STORED DATA:
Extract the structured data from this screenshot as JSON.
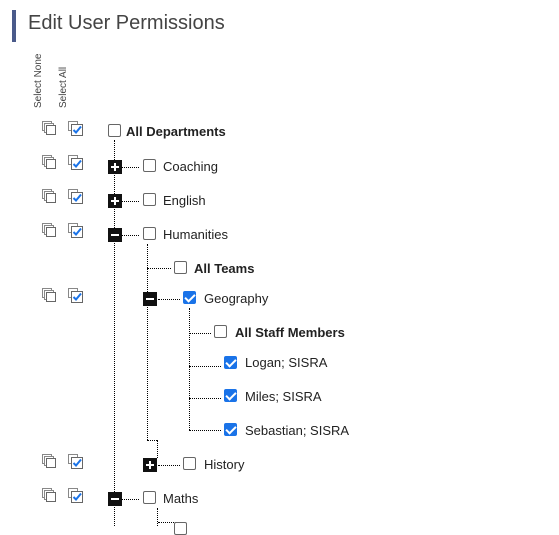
{
  "page": {
    "title": "Edit User Permissions",
    "select_none_label": "Select None",
    "select_all_label": "Select All"
  },
  "tree": {
    "all_departments": "All Departments",
    "coaching": "Coaching",
    "english": "English",
    "humanities": "Humanities",
    "all_teams": "All Teams",
    "geography": "Geography",
    "all_staff_members": "All Staff Members",
    "logan": "Logan; SISRA",
    "miles": "Miles; SISRA",
    "sebastian": "Sebastian; SISRA",
    "history": "History",
    "maths": "Maths"
  },
  "checked_state": {
    "all_departments": false,
    "coaching": false,
    "english": false,
    "humanities": false,
    "all_teams": false,
    "geography": true,
    "all_staff_members": false,
    "logan": true,
    "miles": true,
    "sebastian": true,
    "history": false,
    "maths": false
  },
  "icons": {
    "select_none": "select-none-icon",
    "select_all": "select-all-icon",
    "expand": "plus-icon",
    "collapse": "minus-icon"
  },
  "colors": {
    "accent": "#1a73e8",
    "title_bar": "#4a5a8a"
  }
}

WRITTEN INSTRUCTION:
Transcribe the complete set of entries verbatim. No pictures belong in the copy.

ANSWER FOR THIS EXERCISE:
Extract the structured data from this screenshot as JSON.
{
  "page": {
    "title": "Edit User Permissions",
    "select_none_label": "Select None",
    "select_all_label": "Select All"
  },
  "tree": {
    "all_departments": "All Departments",
    "coaching": "Coaching",
    "english": "English",
    "humanities": "Humanities",
    "all_teams": "All Teams",
    "geography": "Geography",
    "all_staff_members": "All Staff Members",
    "logan": "Logan; SISRA",
    "miles": "Miles; SISRA",
    "sebastian": "Sebastian; SISRA",
    "history": "History",
    "maths": "Maths"
  },
  "checked_state": {
    "all_departments": false,
    "coaching": false,
    "english": false,
    "humanities": false,
    "all_teams": false,
    "geography": true,
    "all_staff_members": false,
    "logan": true,
    "miles": true,
    "sebastian": true,
    "history": false,
    "maths": false
  },
  "icons": {
    "select_none": "select-none-icon",
    "select_all": "select-all-icon",
    "expand": "plus-icon",
    "collapse": "minus-icon"
  },
  "colors": {
    "accent": "#1a73e8",
    "title_bar": "#4a5a8a"
  }
}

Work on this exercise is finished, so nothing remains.